───── Listing
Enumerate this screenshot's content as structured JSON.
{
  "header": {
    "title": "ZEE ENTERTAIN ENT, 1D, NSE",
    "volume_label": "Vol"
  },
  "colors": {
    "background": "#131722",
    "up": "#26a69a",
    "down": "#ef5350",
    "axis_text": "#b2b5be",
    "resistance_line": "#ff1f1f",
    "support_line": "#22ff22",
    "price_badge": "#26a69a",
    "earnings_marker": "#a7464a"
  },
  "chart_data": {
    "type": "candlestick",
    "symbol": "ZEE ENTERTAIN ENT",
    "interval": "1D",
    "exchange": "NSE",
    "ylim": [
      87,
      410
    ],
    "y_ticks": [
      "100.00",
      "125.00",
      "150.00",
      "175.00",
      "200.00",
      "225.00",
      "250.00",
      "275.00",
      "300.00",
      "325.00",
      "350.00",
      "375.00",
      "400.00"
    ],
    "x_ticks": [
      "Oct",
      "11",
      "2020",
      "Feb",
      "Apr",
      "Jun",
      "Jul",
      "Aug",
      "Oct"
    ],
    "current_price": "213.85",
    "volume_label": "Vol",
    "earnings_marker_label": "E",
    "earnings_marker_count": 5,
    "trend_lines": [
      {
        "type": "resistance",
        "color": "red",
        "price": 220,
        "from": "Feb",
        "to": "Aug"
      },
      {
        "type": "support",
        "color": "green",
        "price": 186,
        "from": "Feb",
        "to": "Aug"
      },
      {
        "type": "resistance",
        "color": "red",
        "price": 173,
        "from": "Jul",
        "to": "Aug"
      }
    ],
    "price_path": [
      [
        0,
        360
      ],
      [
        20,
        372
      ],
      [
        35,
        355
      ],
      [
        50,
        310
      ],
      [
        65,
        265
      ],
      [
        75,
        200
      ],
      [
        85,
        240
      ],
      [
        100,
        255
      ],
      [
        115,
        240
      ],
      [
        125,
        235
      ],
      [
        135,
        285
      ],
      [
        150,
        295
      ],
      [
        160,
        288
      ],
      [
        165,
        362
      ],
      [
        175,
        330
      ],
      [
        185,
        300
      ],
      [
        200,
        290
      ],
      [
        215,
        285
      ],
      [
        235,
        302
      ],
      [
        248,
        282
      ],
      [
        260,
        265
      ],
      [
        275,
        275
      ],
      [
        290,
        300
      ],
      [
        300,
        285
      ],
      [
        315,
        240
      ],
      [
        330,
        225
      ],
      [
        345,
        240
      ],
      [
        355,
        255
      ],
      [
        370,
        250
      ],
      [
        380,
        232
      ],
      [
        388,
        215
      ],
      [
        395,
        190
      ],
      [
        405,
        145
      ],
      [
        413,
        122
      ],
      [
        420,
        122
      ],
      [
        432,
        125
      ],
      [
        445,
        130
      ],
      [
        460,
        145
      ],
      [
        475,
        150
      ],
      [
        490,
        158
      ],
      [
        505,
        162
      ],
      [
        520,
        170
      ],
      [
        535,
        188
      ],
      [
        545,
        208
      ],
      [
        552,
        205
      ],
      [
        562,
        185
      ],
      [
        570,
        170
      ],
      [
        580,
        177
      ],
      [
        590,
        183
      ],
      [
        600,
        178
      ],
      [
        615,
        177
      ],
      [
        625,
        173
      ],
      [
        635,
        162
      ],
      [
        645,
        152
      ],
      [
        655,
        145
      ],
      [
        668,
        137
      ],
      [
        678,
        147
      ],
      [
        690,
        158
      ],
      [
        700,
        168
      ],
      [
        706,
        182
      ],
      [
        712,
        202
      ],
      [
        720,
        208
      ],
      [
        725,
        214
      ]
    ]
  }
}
──────────
**Required work**
Every record should be given again exactly.

**Correct output**
Enumerate this screenshot's content as structured JSON.
{
  "header": {
    "title": "ZEE ENTERTAIN ENT, 1D, NSE",
    "volume_label": "Vol"
  },
  "colors": {
    "background": "#131722",
    "up": "#26a69a",
    "down": "#ef5350",
    "axis_text": "#b2b5be",
    "resistance_line": "#ff1f1f",
    "support_line": "#22ff22",
    "price_badge": "#26a69a",
    "earnings_marker": "#a7464a"
  },
  "chart_data": {
    "type": "candlestick",
    "symbol": "ZEE ENTERTAIN ENT",
    "interval": "1D",
    "exchange": "NSE",
    "ylim": [
      87,
      410
    ],
    "y_ticks": [
      "100.00",
      "125.00",
      "150.00",
      "175.00",
      "200.00",
      "225.00",
      "250.00",
      "275.00",
      "300.00",
      "325.00",
      "350.00",
      "375.00",
      "400.00"
    ],
    "x_ticks": [
      "Oct",
      "11",
      "2020",
      "Feb",
      "Apr",
      "Jun",
      "Jul",
      "Aug",
      "Oct"
    ],
    "current_price": "213.85",
    "volume_label": "Vol",
    "earnings_marker_label": "E",
    "earnings_marker_count": 5,
    "trend_lines": [
      {
        "type": "resistance",
        "color": "red",
        "price": 220,
        "from": "Feb",
        "to": "Aug"
      },
      {
        "type": "support",
        "color": "green",
        "price": 186,
        "from": "Feb",
        "to": "Aug"
      },
      {
        "type": "resistance",
        "color": "red",
        "price": 173,
        "from": "Jul",
        "to": "Aug"
      }
    ],
    "price_path": [
      [
        0,
        360
      ],
      [
        20,
        372
      ],
      [
        35,
        355
      ],
      [
        50,
        310
      ],
      [
        65,
        265
      ],
      [
        75,
        200
      ],
      [
        85,
        240
      ],
      [
        100,
        255
      ],
      [
        115,
        240
      ],
      [
        125,
        235
      ],
      [
        135,
        285
      ],
      [
        150,
        295
      ],
      [
        160,
        288
      ],
      [
        165,
        362
      ],
      [
        175,
        330
      ],
      [
        185,
        300
      ],
      [
        200,
        290
      ],
      [
        215,
        285
      ],
      [
        235,
        302
      ],
      [
        248,
        282
      ],
      [
        260,
        265
      ],
      [
        275,
        275
      ],
      [
        290,
        300
      ],
      [
        300,
        285
      ],
      [
        315,
        240
      ],
      [
        330,
        225
      ],
      [
        345,
        240
      ],
      [
        355,
        255
      ],
      [
        370,
        250
      ],
      [
        380,
        232
      ],
      [
        388,
        215
      ],
      [
        395,
        190
      ],
      [
        405,
        145
      ],
      [
        413,
        122
      ],
      [
        420,
        122
      ],
      [
        432,
        125
      ],
      [
        445,
        130
      ],
      [
        460,
        145
      ],
      [
        475,
        150
      ],
      [
        490,
        158
      ],
      [
        505,
        162
      ],
      [
        520,
        170
      ],
      [
        535,
        188
      ],
      [
        545,
        208
      ],
      [
        552,
        205
      ],
      [
        562,
        185
      ],
      [
        570,
        170
      ],
      [
        580,
        177
      ],
      [
        590,
        183
      ],
      [
        600,
        178
      ],
      [
        615,
        177
      ],
      [
        625,
        173
      ],
      [
        635,
        162
      ],
      [
        645,
        152
      ],
      [
        655,
        145
      ],
      [
        668,
        137
      ],
      [
        678,
        147
      ],
      [
        690,
        158
      ],
      [
        700,
        168
      ],
      [
        706,
        182
      ],
      [
        712,
        202
      ],
      [
        720,
        208
      ],
      [
        725,
        214
      ]
    ]
  }
}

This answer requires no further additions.